## Task data
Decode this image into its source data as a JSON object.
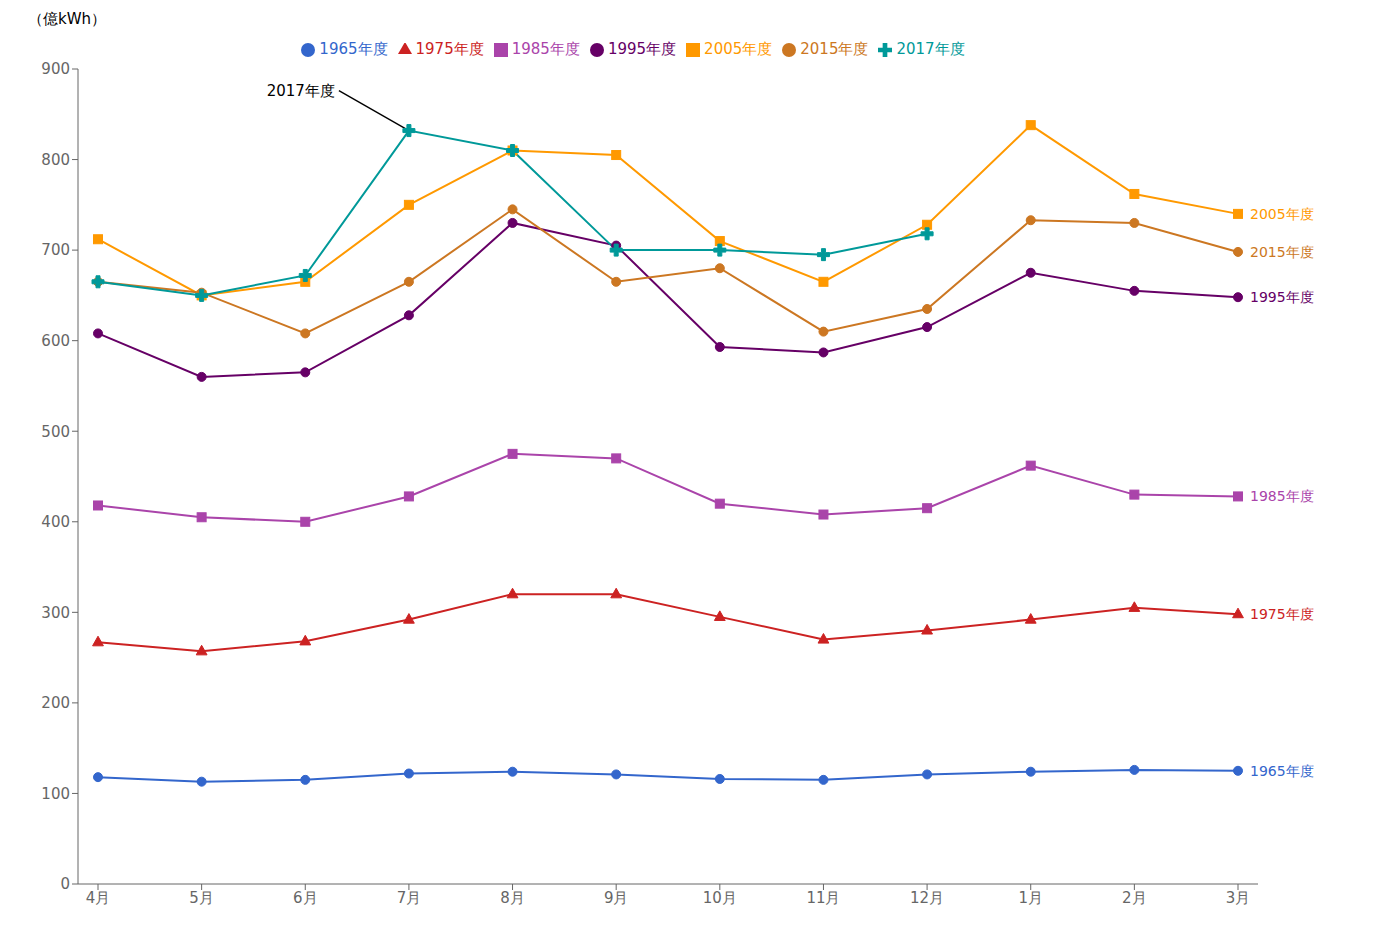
{
  "chart_data": {
    "type": "line",
    "ylabel": "（億kWh）",
    "categories": [
      "4月",
      "5月",
      "6月",
      "7月",
      "8月",
      "9月",
      "10月",
      "11月",
      "12月",
      "1月",
      "2月",
      "3月"
    ],
    "series": [
      {
        "name": "1965年度",
        "color": "#3366CC",
        "marker": "circle",
        "values": [
          118,
          113,
          115,
          122,
          124,
          121,
          116,
          115,
          121,
          124,
          126,
          125
        ]
      },
      {
        "name": "1975年度",
        "color": "#CC2222",
        "marker": "triangle",
        "values": [
          267,
          257,
          268,
          292,
          320,
          320,
          295,
          270,
          280,
          292,
          305,
          298
        ]
      },
      {
        "name": "1985年度",
        "color": "#AA44AA",
        "marker": "square",
        "values": [
          418,
          405,
          400,
          428,
          475,
          470,
          420,
          408,
          415,
          462,
          430,
          428
        ]
      },
      {
        "name": "1995年度",
        "color": "#660066",
        "marker": "circle",
        "values": [
          608,
          560,
          565,
          628,
          730,
          705,
          593,
          587,
          615,
          675,
          655,
          648
        ]
      },
      {
        "name": "2005年度",
        "color": "#FF9900",
        "marker": "square",
        "values": [
          712,
          650,
          665,
          750,
          810,
          805,
          710,
          665,
          728,
          838,
          762,
          740
        ]
      },
      {
        "name": "2015年度",
        "color": "#CC7722",
        "marker": "circle",
        "values": [
          665,
          653,
          608,
          665,
          745,
          665,
          680,
          610,
          635,
          733,
          730,
          698
        ]
      },
      {
        "name": "2017年度",
        "color": "#009999",
        "marker": "plus",
        "values": [
          665,
          650,
          672,
          832,
          810,
          700,
          700,
          695,
          718,
          null,
          null,
          null
        ]
      }
    ],
    "ylim": [
      0,
      900
    ],
    "yticks": [
      0,
      100,
      200,
      300,
      400,
      500,
      600,
      700,
      800,
      900
    ],
    "grid": false,
    "legend": "top",
    "annotations": [
      {
        "text": "2017年度",
        "x": "7月",
        "y": 832
      },
      {
        "text": "2005年度",
        "x": "3月",
        "y": 740,
        "color": "#FF9900"
      },
      {
        "text": "2015年度",
        "x": "3月",
        "y": 698,
        "color": "#CC7722"
      },
      {
        "text": "1995年度",
        "x": "3月",
        "y": 648,
        "color": "#660066"
      },
      {
        "text": "1985年度",
        "x": "3月",
        "y": 428,
        "color": "#AA44AA"
      },
      {
        "text": "1975年度",
        "x": "3月",
        "y": 298,
        "color": "#CC2222"
      },
      {
        "text": "1965年度",
        "x": "3月",
        "y": 125,
        "color": "#3366CC"
      }
    ]
  }
}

## Task brief
Without the pictures, output the full listing exactly as it stands.

## Response to this exercise
Decode this image into its source data as a JSON object.
{
  "chart_data": {
    "type": "line",
    "ylabel": "（億kWh）",
    "categories": [
      "4月",
      "5月",
      "6月",
      "7月",
      "8月",
      "9月",
      "10月",
      "11月",
      "12月",
      "1月",
      "2月",
      "3月"
    ],
    "series": [
      {
        "name": "1965年度",
        "color": "#3366CC",
        "marker": "circle",
        "values": [
          118,
          113,
          115,
          122,
          124,
          121,
          116,
          115,
          121,
          124,
          126,
          125
        ]
      },
      {
        "name": "1975年度",
        "color": "#CC2222",
        "marker": "triangle",
        "values": [
          267,
          257,
          268,
          292,
          320,
          320,
          295,
          270,
          280,
          292,
          305,
          298
        ]
      },
      {
        "name": "1985年度",
        "color": "#AA44AA",
        "marker": "square",
        "values": [
          418,
          405,
          400,
          428,
          475,
          470,
          420,
          408,
          415,
          462,
          430,
          428
        ]
      },
      {
        "name": "1995年度",
        "color": "#660066",
        "marker": "circle",
        "values": [
          608,
          560,
          565,
          628,
          730,
          705,
          593,
          587,
          615,
          675,
          655,
          648
        ]
      },
      {
        "name": "2005年度",
        "color": "#FF9900",
        "marker": "square",
        "values": [
          712,
          650,
          665,
          750,
          810,
          805,
          710,
          665,
          728,
          838,
          762,
          740
        ]
      },
      {
        "name": "2015年度",
        "color": "#CC7722",
        "marker": "circle",
        "values": [
          665,
          653,
          608,
          665,
          745,
          665,
          680,
          610,
          635,
          733,
          730,
          698
        ]
      },
      {
        "name": "2017年度",
        "color": "#009999",
        "marker": "plus",
        "values": [
          665,
          650,
          672,
          832,
          810,
          700,
          700,
          695,
          718,
          null,
          null,
          null
        ]
      }
    ],
    "ylim": [
      0,
      900
    ],
    "yticks": [
      0,
      100,
      200,
      300,
      400,
      500,
      600,
      700,
      800,
      900
    ],
    "grid": false,
    "legend": "top",
    "annotations": [
      {
        "text": "2017年度",
        "x": "7月",
        "y": 832
      },
      {
        "text": "2005年度",
        "x": "3月",
        "y": 740,
        "color": "#FF9900"
      },
      {
        "text": "2015年度",
        "x": "3月",
        "y": 698,
        "color": "#CC7722"
      },
      {
        "text": "1995年度",
        "x": "3月",
        "y": 648,
        "color": "#660066"
      },
      {
        "text": "1985年度",
        "x": "3月",
        "y": 428,
        "color": "#AA44AA"
      },
      {
        "text": "1975年度",
        "x": "3月",
        "y": 298,
        "color": "#CC2222"
      },
      {
        "text": "1965年度",
        "x": "3月",
        "y": 125,
        "color": "#3366CC"
      }
    ]
  }
}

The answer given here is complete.